## start
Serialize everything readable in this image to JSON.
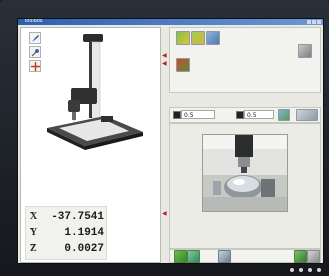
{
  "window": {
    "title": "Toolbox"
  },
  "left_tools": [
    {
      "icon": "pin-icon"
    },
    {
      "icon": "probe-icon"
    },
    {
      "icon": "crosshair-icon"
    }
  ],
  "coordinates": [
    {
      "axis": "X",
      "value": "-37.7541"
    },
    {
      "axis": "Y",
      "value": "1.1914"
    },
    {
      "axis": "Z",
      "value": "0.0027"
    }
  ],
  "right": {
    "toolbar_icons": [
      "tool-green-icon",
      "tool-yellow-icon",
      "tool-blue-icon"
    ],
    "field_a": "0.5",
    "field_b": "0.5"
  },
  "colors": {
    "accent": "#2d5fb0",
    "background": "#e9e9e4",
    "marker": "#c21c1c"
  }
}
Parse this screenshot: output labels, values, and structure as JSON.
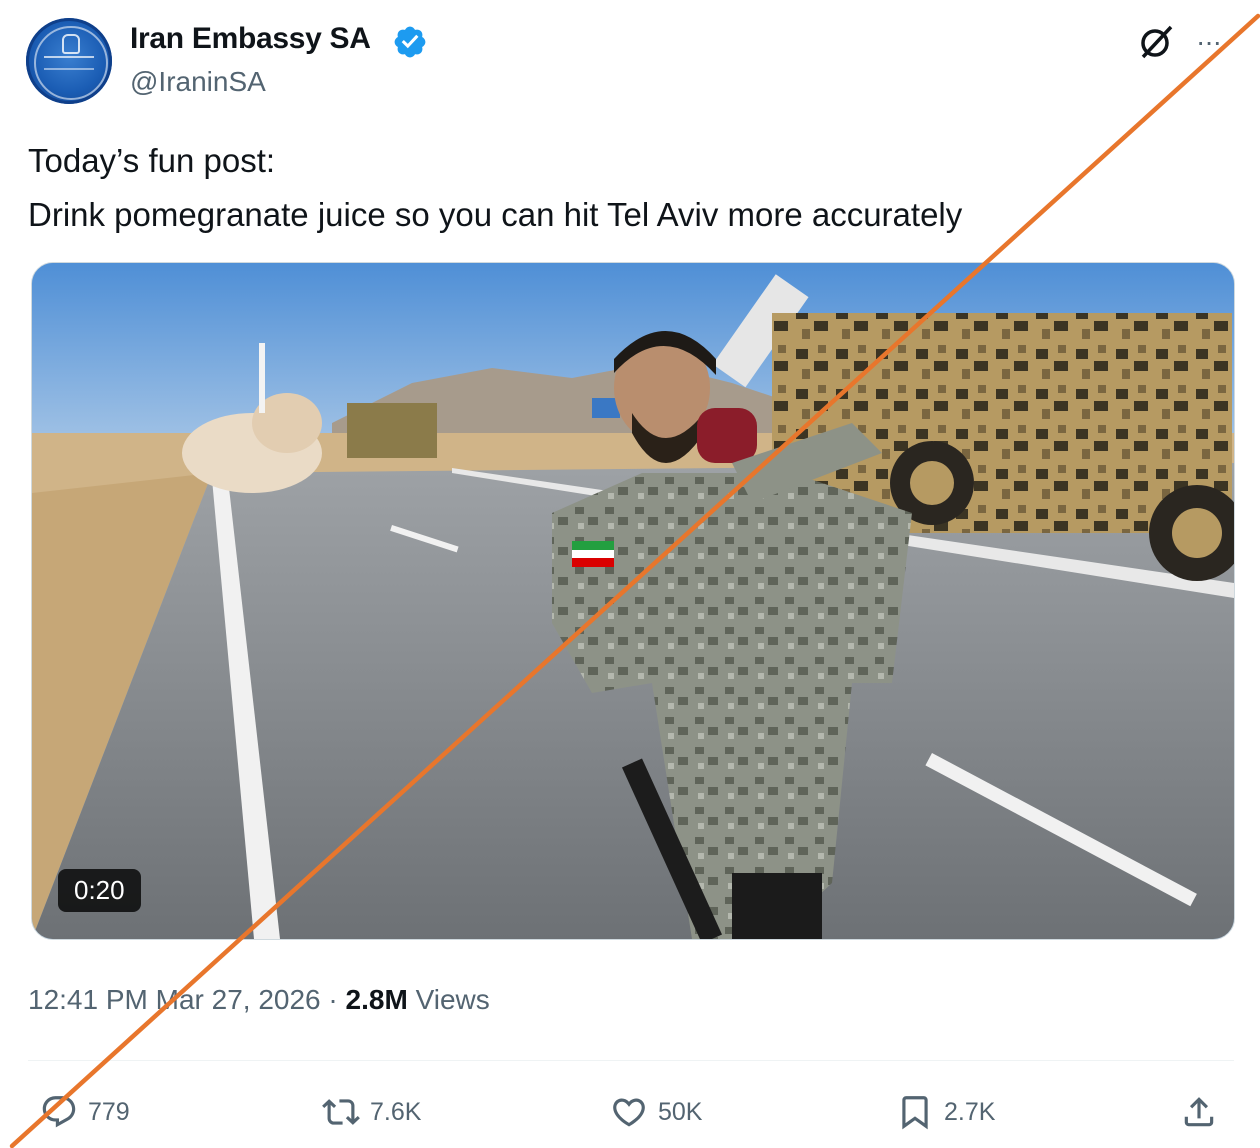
## end
## start
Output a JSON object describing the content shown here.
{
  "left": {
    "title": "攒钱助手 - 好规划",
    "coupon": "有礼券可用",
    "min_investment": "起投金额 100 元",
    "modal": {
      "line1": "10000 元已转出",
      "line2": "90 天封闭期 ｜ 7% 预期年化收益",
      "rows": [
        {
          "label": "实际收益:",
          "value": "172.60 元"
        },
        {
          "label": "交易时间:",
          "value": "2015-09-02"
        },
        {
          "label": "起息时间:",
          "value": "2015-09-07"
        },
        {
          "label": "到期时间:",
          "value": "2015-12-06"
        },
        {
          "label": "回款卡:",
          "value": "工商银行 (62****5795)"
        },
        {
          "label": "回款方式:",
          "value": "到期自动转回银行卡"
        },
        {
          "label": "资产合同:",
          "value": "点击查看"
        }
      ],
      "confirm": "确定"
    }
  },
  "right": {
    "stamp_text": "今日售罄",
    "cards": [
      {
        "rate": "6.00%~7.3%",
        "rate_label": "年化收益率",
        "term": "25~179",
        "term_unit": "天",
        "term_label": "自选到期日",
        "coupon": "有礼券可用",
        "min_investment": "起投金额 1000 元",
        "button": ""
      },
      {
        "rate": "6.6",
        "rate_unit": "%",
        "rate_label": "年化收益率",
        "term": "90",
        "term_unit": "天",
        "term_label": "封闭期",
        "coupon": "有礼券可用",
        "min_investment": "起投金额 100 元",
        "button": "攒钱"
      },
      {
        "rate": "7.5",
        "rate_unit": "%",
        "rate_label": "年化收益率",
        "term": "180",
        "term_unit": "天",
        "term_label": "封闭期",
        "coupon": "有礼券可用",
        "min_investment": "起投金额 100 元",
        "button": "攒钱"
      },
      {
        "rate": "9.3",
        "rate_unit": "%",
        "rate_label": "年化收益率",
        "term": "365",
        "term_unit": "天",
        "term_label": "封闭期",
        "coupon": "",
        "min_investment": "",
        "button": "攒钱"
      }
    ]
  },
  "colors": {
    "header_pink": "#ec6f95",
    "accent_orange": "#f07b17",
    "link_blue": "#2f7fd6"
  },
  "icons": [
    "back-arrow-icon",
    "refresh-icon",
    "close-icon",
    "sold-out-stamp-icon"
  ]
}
## end
# WHAT TO WORK ON
Start at the line with "Serialize everything readable", stop at the line with "Parse this screenshot: output", both lines included, and repeat that span exactly without its pictures.

# EXERCISE RESULT
Serialize everything readable in this image to JSON.
{
  "window": {
    "title": "Toolbox"
  },
  "left_tools": [
    {
      "icon": "pin-icon"
    },
    {
      "icon": "probe-icon"
    },
    {
      "icon": "crosshair-icon"
    }
  ],
  "coordinates": [
    {
      "axis": "X",
      "value": "-37.7541"
    },
    {
      "axis": "Y",
      "value": "1.1914"
    },
    {
      "axis": "Z",
      "value": "0.0027"
    }
  ],
  "right": {
    "toolbar_icons": [
      "tool-green-icon",
      "tool-yellow-icon",
      "tool-blue-icon"
    ],
    "field_a": "0.5",
    "field_b": "0.5"
  },
  "colors": {
    "accent": "#2d5fb0",
    "background": "#e9e9e4",
    "marker": "#c21c1c"
  }
}
Parse this screenshot: output labels, values, and structure as JSON.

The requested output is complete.